→ **Exercise details**
Locate the string "name" in the listing below. Copy every line where it is found.
#### Supplied data ####
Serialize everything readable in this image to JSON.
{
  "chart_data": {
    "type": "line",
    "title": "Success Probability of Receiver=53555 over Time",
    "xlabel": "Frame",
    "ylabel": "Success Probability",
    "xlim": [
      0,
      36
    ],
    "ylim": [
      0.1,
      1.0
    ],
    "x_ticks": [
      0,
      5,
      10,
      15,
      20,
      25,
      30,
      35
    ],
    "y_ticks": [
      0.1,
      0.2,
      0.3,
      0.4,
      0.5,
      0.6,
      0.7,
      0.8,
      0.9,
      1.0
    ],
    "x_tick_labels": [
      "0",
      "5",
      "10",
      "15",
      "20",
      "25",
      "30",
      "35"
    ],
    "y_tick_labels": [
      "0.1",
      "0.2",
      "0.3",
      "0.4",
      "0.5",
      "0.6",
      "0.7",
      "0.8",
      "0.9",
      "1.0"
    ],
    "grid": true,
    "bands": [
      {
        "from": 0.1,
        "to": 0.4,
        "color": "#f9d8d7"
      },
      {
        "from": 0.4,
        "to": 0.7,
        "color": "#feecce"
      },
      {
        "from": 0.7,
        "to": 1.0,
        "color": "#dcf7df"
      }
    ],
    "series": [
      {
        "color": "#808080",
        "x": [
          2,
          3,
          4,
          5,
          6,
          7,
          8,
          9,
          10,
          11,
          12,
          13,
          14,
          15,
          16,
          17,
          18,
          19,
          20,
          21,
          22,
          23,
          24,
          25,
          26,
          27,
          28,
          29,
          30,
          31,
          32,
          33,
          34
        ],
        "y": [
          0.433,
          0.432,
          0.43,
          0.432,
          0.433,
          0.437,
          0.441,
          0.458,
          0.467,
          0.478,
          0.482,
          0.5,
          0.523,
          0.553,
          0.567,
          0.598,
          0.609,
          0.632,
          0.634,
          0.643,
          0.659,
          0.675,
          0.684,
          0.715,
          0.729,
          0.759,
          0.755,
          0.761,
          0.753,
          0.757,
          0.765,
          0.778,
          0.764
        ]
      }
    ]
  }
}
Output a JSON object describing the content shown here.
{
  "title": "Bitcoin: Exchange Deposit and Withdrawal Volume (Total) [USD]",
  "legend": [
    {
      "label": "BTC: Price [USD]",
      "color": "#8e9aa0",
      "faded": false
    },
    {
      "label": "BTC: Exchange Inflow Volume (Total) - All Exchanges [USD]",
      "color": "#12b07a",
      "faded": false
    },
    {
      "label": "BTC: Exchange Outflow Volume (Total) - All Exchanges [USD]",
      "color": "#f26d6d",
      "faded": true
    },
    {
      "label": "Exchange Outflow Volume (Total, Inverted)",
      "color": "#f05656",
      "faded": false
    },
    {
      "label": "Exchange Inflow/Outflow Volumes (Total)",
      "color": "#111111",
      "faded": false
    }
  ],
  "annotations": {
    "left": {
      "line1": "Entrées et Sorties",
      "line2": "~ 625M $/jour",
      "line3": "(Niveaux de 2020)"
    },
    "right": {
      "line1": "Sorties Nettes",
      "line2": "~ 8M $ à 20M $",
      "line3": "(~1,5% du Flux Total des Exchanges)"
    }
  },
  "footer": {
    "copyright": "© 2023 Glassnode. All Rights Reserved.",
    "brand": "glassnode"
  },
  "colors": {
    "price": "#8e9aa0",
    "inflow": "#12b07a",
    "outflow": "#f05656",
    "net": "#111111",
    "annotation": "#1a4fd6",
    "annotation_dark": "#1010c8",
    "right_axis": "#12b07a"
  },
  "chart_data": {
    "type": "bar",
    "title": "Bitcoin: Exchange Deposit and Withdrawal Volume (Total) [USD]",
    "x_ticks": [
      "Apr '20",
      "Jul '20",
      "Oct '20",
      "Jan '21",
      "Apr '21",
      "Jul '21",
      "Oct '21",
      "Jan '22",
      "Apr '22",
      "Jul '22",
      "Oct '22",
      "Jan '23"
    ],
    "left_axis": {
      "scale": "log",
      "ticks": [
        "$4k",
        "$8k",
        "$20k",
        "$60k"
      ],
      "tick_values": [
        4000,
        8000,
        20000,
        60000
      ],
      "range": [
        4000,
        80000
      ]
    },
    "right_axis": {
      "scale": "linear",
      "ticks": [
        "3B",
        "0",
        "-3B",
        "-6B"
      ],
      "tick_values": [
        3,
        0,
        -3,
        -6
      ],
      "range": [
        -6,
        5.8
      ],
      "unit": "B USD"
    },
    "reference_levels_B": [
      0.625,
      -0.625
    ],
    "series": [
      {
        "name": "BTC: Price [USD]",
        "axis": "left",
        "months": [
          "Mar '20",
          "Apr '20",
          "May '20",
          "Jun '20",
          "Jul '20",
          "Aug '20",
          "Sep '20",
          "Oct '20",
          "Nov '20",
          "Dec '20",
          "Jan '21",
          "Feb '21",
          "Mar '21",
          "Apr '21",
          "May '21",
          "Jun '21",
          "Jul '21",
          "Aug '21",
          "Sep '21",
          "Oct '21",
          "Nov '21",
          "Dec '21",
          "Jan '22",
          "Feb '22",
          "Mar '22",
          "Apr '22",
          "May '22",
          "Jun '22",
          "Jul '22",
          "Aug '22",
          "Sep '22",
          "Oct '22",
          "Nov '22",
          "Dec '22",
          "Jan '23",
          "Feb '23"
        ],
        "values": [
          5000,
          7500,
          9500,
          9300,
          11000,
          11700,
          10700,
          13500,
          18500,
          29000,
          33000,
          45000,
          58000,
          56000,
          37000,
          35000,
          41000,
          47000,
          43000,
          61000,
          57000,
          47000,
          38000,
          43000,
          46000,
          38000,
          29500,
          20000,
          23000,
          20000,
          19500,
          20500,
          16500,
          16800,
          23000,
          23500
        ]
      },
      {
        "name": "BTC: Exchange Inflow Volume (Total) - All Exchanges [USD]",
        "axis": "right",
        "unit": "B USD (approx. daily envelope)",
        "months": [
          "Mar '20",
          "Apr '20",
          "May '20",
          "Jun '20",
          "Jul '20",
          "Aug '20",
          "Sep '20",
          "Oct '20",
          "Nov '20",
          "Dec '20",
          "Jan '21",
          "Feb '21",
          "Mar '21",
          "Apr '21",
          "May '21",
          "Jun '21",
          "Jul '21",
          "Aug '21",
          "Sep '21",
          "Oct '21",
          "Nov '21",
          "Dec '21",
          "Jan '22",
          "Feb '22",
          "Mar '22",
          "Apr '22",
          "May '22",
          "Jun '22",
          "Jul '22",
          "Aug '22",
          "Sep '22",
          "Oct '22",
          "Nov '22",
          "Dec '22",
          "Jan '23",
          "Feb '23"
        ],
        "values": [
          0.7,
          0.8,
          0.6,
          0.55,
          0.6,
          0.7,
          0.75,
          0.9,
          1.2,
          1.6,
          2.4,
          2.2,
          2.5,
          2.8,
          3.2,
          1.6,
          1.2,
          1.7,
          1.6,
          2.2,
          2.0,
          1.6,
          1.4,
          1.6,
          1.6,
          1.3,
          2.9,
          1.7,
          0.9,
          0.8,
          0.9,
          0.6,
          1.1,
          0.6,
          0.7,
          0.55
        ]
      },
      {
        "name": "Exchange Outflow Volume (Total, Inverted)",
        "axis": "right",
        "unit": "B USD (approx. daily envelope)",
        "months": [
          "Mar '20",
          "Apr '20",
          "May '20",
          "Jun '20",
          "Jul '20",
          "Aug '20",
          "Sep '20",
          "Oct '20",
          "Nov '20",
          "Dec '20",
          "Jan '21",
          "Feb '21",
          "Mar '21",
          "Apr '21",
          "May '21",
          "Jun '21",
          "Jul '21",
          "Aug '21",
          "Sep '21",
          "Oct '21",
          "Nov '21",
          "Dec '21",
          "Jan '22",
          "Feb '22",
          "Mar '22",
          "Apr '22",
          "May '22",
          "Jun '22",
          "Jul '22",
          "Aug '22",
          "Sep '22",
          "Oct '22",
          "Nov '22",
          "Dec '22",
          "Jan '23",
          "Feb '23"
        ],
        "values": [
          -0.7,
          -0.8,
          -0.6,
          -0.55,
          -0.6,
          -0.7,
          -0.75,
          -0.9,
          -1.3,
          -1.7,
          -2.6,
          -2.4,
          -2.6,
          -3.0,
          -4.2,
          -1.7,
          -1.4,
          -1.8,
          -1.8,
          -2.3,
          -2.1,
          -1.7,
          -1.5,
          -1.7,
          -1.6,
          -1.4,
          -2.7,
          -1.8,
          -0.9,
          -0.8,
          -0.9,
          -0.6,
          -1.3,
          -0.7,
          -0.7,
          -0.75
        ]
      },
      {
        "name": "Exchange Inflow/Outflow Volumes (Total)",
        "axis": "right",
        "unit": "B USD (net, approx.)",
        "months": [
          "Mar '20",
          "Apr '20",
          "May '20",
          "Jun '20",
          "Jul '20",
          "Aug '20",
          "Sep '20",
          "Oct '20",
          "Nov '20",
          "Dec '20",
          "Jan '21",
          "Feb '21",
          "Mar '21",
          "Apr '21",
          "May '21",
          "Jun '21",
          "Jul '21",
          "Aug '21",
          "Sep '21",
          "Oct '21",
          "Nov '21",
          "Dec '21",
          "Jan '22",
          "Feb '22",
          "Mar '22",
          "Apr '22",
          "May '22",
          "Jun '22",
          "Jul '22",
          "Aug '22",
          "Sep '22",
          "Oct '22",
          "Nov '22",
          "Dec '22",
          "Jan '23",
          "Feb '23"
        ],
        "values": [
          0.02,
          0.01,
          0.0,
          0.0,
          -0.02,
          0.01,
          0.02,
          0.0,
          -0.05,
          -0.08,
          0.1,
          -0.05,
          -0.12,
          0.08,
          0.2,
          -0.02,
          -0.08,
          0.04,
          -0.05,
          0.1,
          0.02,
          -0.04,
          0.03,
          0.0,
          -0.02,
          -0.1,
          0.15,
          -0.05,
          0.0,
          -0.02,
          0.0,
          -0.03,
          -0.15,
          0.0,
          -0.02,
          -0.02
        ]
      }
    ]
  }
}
####
→ **Answer to the exercise**
        "name": "BTC: Price [USD]",
        "name": "BTC: Exchange Inflow Volume (Total) - All Exchanges [USD]",
        "name": "Exchange Outflow Volume (Total, Inverted)",
        "name": "Exchange Inflow/Outflow Volumes (Total)",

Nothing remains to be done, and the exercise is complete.